- _WHAT IS REQUIRED_
Type out the complete listing below word for word, without its pictures.
____________________
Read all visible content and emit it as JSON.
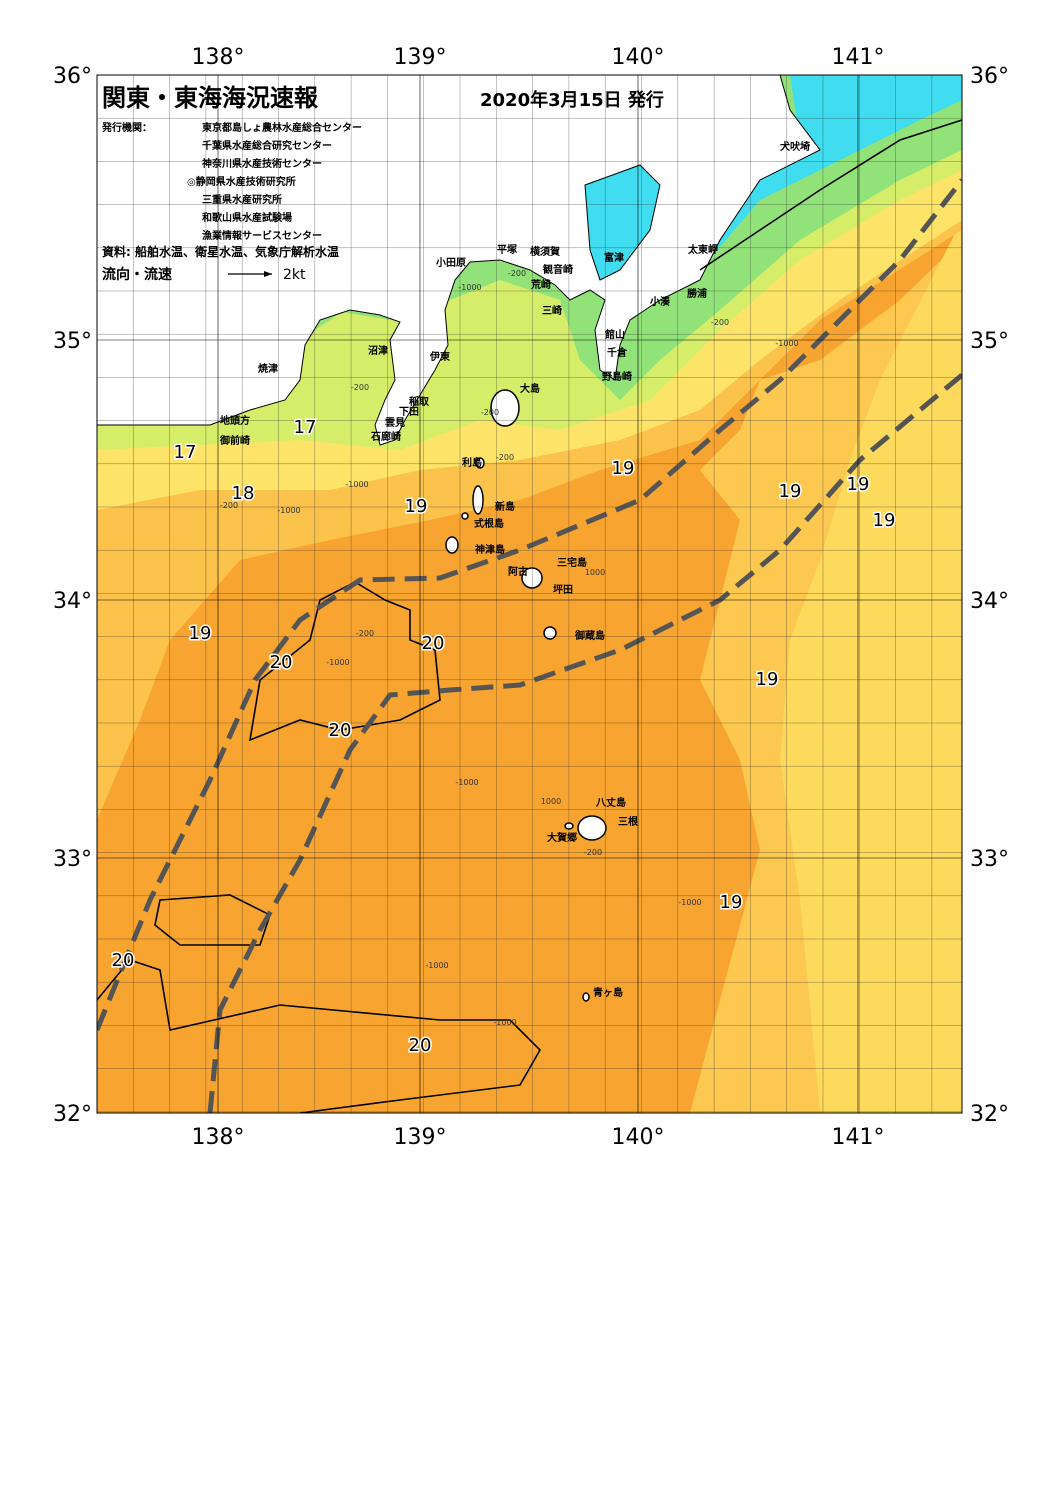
{
  "header": {
    "title": "関東・東海海況速報",
    "date": "2020年3月15日 発行"
  },
  "issuers": {
    "label": "発行機関：",
    "agencies": [
      "東京都島しょ農林水産総合センター",
      "千葉県水産総合研究センター",
      "神奈川県水産技術センター",
      "◎静岡県水産技術研究所",
      "三重県水産研究所",
      "和歌山県水産試験場",
      "漁業情報サービスセンター"
    ]
  },
  "sources": "資料: 船舶水温、衛星水温、気象庁解析水温",
  "legend": {
    "label": "流向・流速",
    "scale": "2kt"
  },
  "lon_labels": [
    "138°",
    "139°",
    "140°",
    "141°"
  ],
  "lat_labels": [
    "36°",
    "35°",
    "34°",
    "33°",
    "32°"
  ],
  "places": [
    "犬吠埼",
    "太東岬",
    "勝浦",
    "小湊",
    "館山",
    "千倉",
    "野島崎",
    "富津",
    "横須賀",
    "観音崎",
    "荒崎",
    "三崎",
    "平塚",
    "小田原",
    "沼津",
    "伊東",
    "焼津",
    "稲取",
    "下田",
    "雲見",
    "石廊崎",
    "地頭方",
    "御前崎",
    "大島",
    "利島",
    "新島",
    "式根島",
    "神津島",
    "三宅島",
    "阿古",
    "坪田",
    "御蔵島",
    "八丈島",
    "三根",
    "大賀郷",
    "青ヶ島"
  ],
  "isotherm_labels": [
    "17",
    "17",
    "18",
    "19",
    "19",
    "19",
    "19",
    "19",
    "19",
    "20",
    "20",
    "20",
    "19",
    "19",
    "20",
    "20"
  ],
  "depth_labels": [
    "-200",
    "-1000",
    "-200",
    "-200",
    "-1000",
    "-200",
    "-200",
    "-1000",
    "-1000",
    "-200",
    "-200",
    "-1000",
    "1000",
    "-1000",
    "1000",
    "-200",
    "-1000",
    "-1000",
    "-1000"
  ]
}
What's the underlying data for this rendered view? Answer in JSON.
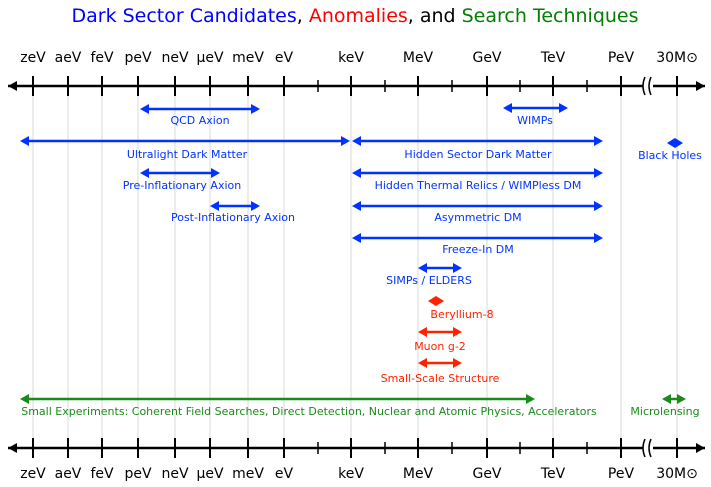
____________________
- _TASK OUTPUT_
Read all visible content and emit it as JSON.
{
  "header": {
    "title": "関東・東海海況速報",
    "date": "2020年3月15日 発行"
  },
  "issuers": {
    "label": "発行機関：",
    "agencies": [
      "東京都島しょ農林水産総合センター",
      "千葉県水産総合研究センター",
      "神奈川県水産技術センター",
      "◎静岡県水産技術研究所",
      "三重県水産研究所",
      "和歌山県水産試験場",
      "漁業情報サービスセンター"
    ]
  },
  "sources": "資料: 船舶水温、衛星水温、気象庁解析水温",
  "legend": {
    "label": "流向・流速",
    "scale": "2kt"
  },
  "lon_labels": [
    "138°",
    "139°",
    "140°",
    "141°"
  ],
  "lat_labels": [
    "36°",
    "35°",
    "34°",
    "33°",
    "32°"
  ],
  "places": [
    "犬吠埼",
    "太東岬",
    "勝浦",
    "小湊",
    "館山",
    "千倉",
    "野島崎",
    "富津",
    "横須賀",
    "観音崎",
    "荒崎",
    "三崎",
    "平塚",
    "小田原",
    "沼津",
    "伊東",
    "焼津",
    "稲取",
    "下田",
    "雲見",
    "石廊崎",
    "地頭方",
    "御前崎",
    "大島",
    "利島",
    "新島",
    "式根島",
    "神津島",
    "三宅島",
    "阿古",
    "坪田",
    "御蔵島",
    "八丈島",
    "三根",
    "大賀郷",
    "青ヶ島"
  ],
  "isotherm_labels": [
    "17",
    "17",
    "18",
    "19",
    "19",
    "19",
    "19",
    "19",
    "19",
    "20",
    "20",
    "20",
    "19",
    "19",
    "20",
    "20"
  ],
  "depth_labels": [
    "-200",
    "-1000",
    "-200",
    "-200",
    "-1000",
    "-200",
    "-200",
    "-1000",
    "-1000",
    "-200",
    "-200",
    "-1000",
    "1000",
    "-1000",
    "1000",
    "-200",
    "-1000",
    "-1000",
    "-1000"
  ]
}
What's the underlying data for this rendered view? Answer in JSON.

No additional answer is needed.